[Data extracted from a collection]
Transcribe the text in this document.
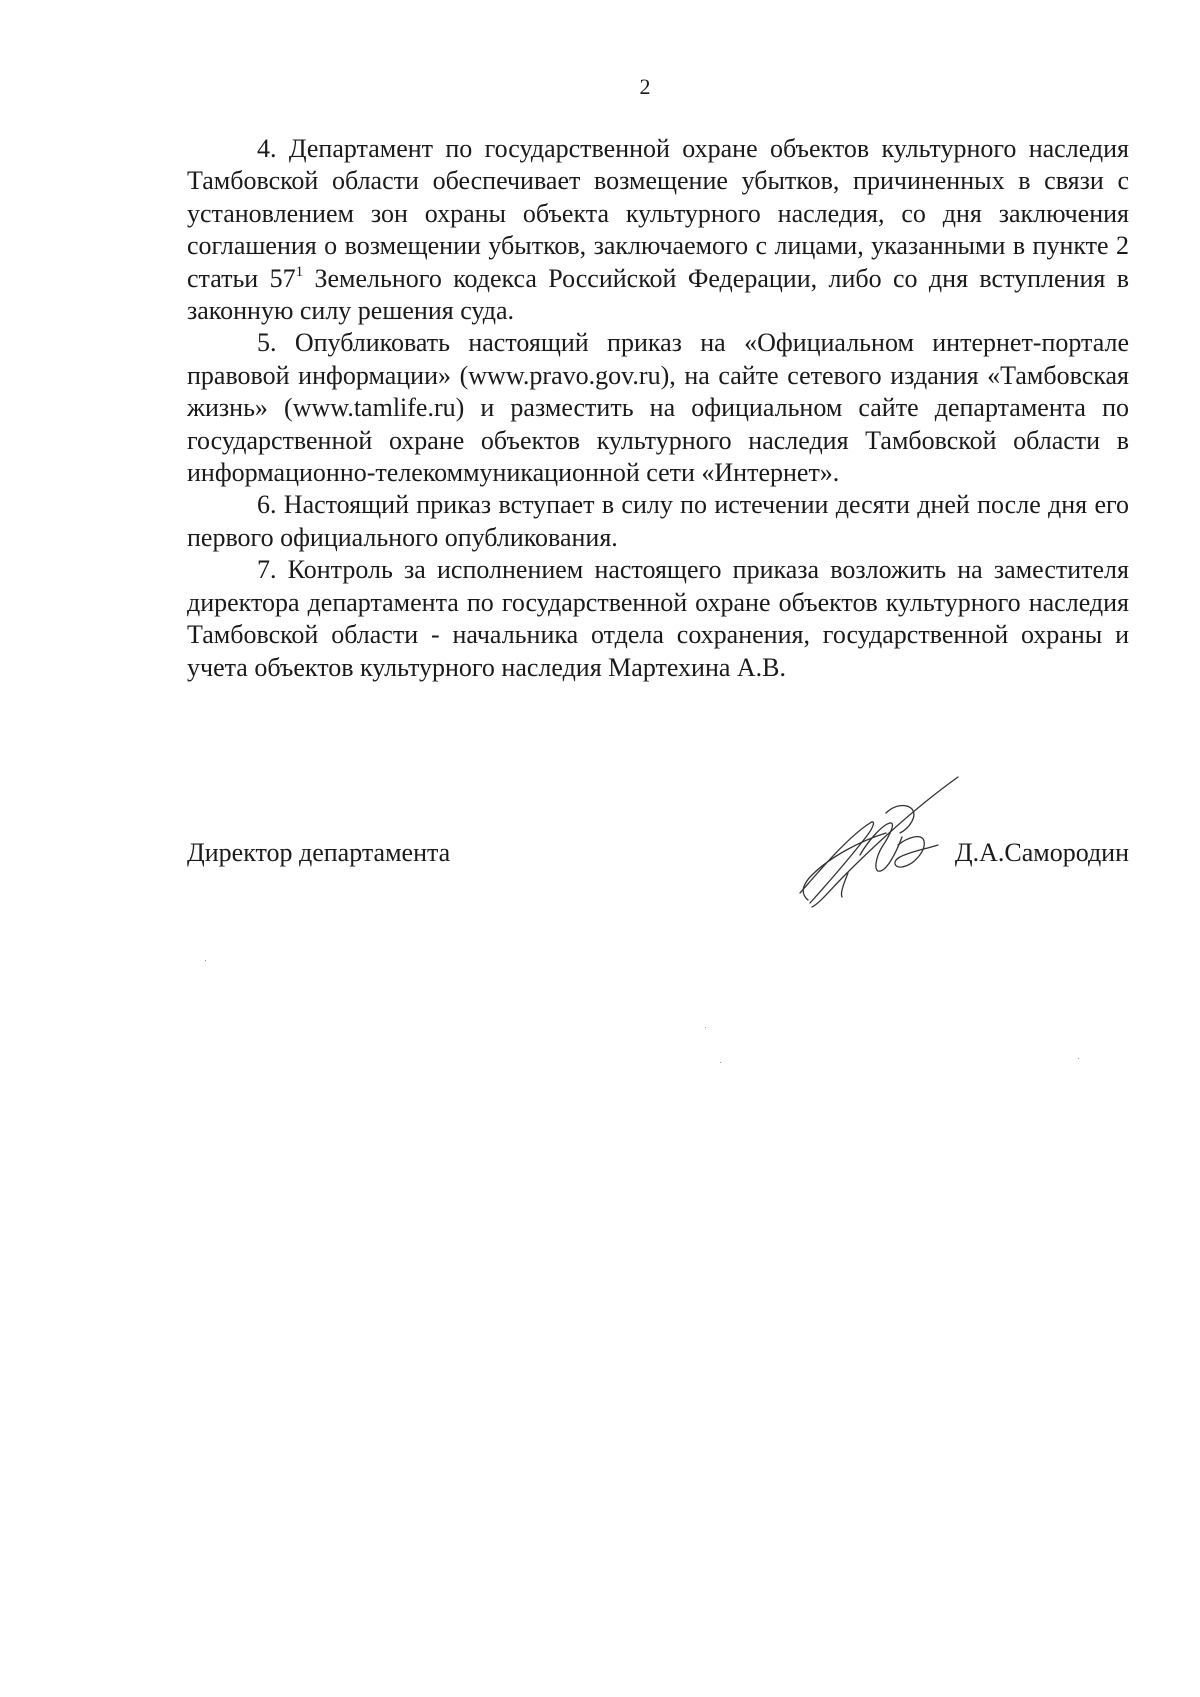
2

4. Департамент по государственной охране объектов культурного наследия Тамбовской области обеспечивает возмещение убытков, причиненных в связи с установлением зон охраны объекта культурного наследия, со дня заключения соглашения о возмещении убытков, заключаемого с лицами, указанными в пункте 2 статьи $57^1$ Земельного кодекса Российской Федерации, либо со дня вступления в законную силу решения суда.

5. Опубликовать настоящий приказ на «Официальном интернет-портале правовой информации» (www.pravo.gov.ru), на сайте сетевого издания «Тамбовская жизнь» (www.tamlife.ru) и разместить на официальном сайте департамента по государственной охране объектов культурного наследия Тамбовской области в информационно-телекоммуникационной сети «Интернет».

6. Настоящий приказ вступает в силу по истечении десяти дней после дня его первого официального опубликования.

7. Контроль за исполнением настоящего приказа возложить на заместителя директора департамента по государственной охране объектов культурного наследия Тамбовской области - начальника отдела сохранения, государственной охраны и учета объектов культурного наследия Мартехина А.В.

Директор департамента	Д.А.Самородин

[Description of the task] Leave out the pictures and output every record above precisely as given.

[Task solution]
Transcribe the text in this document.
2

4. Департамент по государственной охране объектов культурного наследия Тамбовской области обеспечивает возмещение убытков, причиненных в связи с установлением зон охраны объекта культурного наследия, со дня заключения соглашения о возмещении убытков, заключаемого с лицами, указанными в пункте 2 статьи $57^1$ Земельного кодекса Российской Федерации, либо со дня вступления в законную силу решения суда.

5. Опубликовать настоящий приказ на «Официальном интернет-портале правовой информации» (www.pravo.gov.ru), на сайте сетевого издания «Тамбовская жизнь» (www.tamlife.ru) и разместить на официальном сайте департамента по государственной охране объектов культурного наследия Тамбовской области в информационно-телекоммуникационной сети «Интернет».

6. Настоящий приказ вступает в силу по истечении десяти дней после дня его первого официального опубликования.

7. Контроль за исполнением настоящего приказа возложить на заместителя директора департамента по государственной охране объектов культурного наследия Тамбовской области - начальника отдела сохранения, государственной охраны и учета объектов культурного наследия Мартехина А.В.

Директор департамента	Д.А.Самородин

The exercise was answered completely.